● **Given information**

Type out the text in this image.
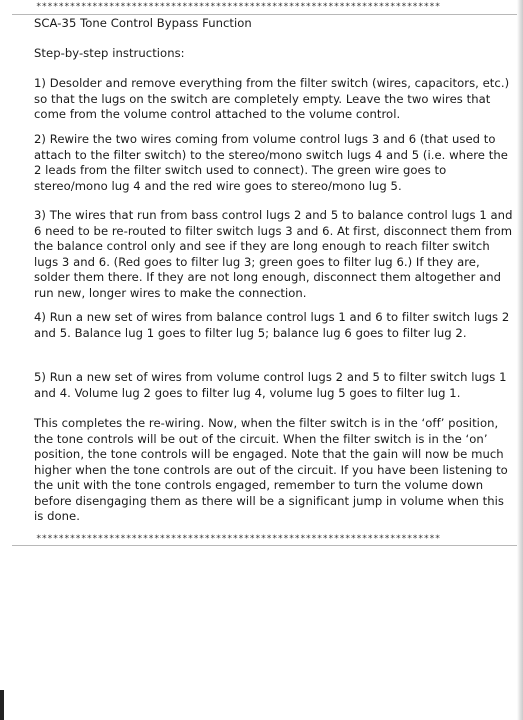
************************************************************************
SCA-35 Tone Control Bypass Function
Step-by-step instructions:
1) Desolder and remove everything from the filter switch (wires, capacitors, etc.) so that the lugs on the switch are completely empty. Leave the two wires that come from the volume control attached to the volume control.
2) Rewire the two wires coming from volume control lugs 3 and 6 (that used to attach to the filter switch) to the stereo/mono switch lugs 4 and 5 (i.e. where the 2 leads from the filter switch used to connect). The green wire goes to stereo/mono lug 4 and the red wire goes to stereo/mono lug 5.
3) The wires that run from bass control lugs 2 and 5 to balance control lugs 1 and 6 need to be re-routed to filter switch lugs 3 and 6. At first, disconnect them from the balance control only and see if they are long enough to reach filter switch lugs 3 and 6. (Red goes to filter lug 3; green goes to filter lug 6.) If they are, solder them there. If they are not long enough, disconnect them altogether and run new, longer wires to make the connection.
4) Run a new set of wires from balance control lugs 1 and 6 to filter switch lugs 2 and 5. Balance lug 1 goes to filter lug 5; balance lug 6 goes to filter lug 2.
5) Run a new set of wires from volume control lugs 2 and 5 to filter switch lugs 1 and 4. Volume lug 2 goes to filter lug 4, volume lug 5 goes to filter lug 1.
This completes the re-wiring. Now, when the filter switch is in the ‘off’ position, the tone controls will be out of the circuit. When the filter switch is in the ‘on’ position, the tone controls will be engaged. Note that the gain will now be much higher when the tone controls are out of the circuit. If you have been listening to the unit with the tone controls engaged, remember to turn the volume down before disengaging them as there will be a significant jump in volume when this is done.
************************************************************************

● **Written problem**
Working from the material above, transcribe it exactly while omitting pictures.

● **Exercise solution**
Type out the text in this image.
************************************************************************
SCA-35 Tone Control Bypass Function
Step-by-step instructions:
1) Desolder and remove everything from the filter switch (wires, capacitors, etc.) so that the lugs on the switch are completely empty. Leave the two wires that come from the volume control attached to the volume control.
2) Rewire the two wires coming from volume control lugs 3 and 6 (that used to attach to the filter switch) to the stereo/mono switch lugs 4 and 5 (i.e. where the 2 leads from the filter switch used to connect). The green wire goes to stereo/mono lug 4 and the red wire goes to stereo/mono lug 5.
3) The wires that run from bass control lugs 2 and 5 to balance control lugs 1 and 6 need to be re-routed to filter switch lugs 3 and 6. At first, disconnect them from the balance control only and see if they are long enough to reach filter switch lugs 3 and 6. (Red goes to filter lug 3; green goes to filter lug 6.) If they are, solder them there. If they are not long enough, disconnect them altogether and run new, longer wires to make the connection.
4) Run a new set of wires from balance control lugs 1 and 6 to filter switch lugs 2 and 5. Balance lug 1 goes to filter lug 5; balance lug 6 goes to filter lug 2.
5) Run a new set of wires from volume control lugs 2 and 5 to filter switch lugs 1 and 4. Volume lug 2 goes to filter lug 4, volume lug 5 goes to filter lug 1.
This completes the re-wiring. Now, when the filter switch is in the ‘off’ position, the tone controls will be out of the circuit. When the filter switch is in the ‘on’ position, the tone controls will be engaged. Note that the gain will now be much higher when the tone controls are out of the circuit. If you have been listening to the unit with the tone controls engaged, remember to turn the volume down before disengaging them as there will be a significant jump in volume when this is done.
************************************************************************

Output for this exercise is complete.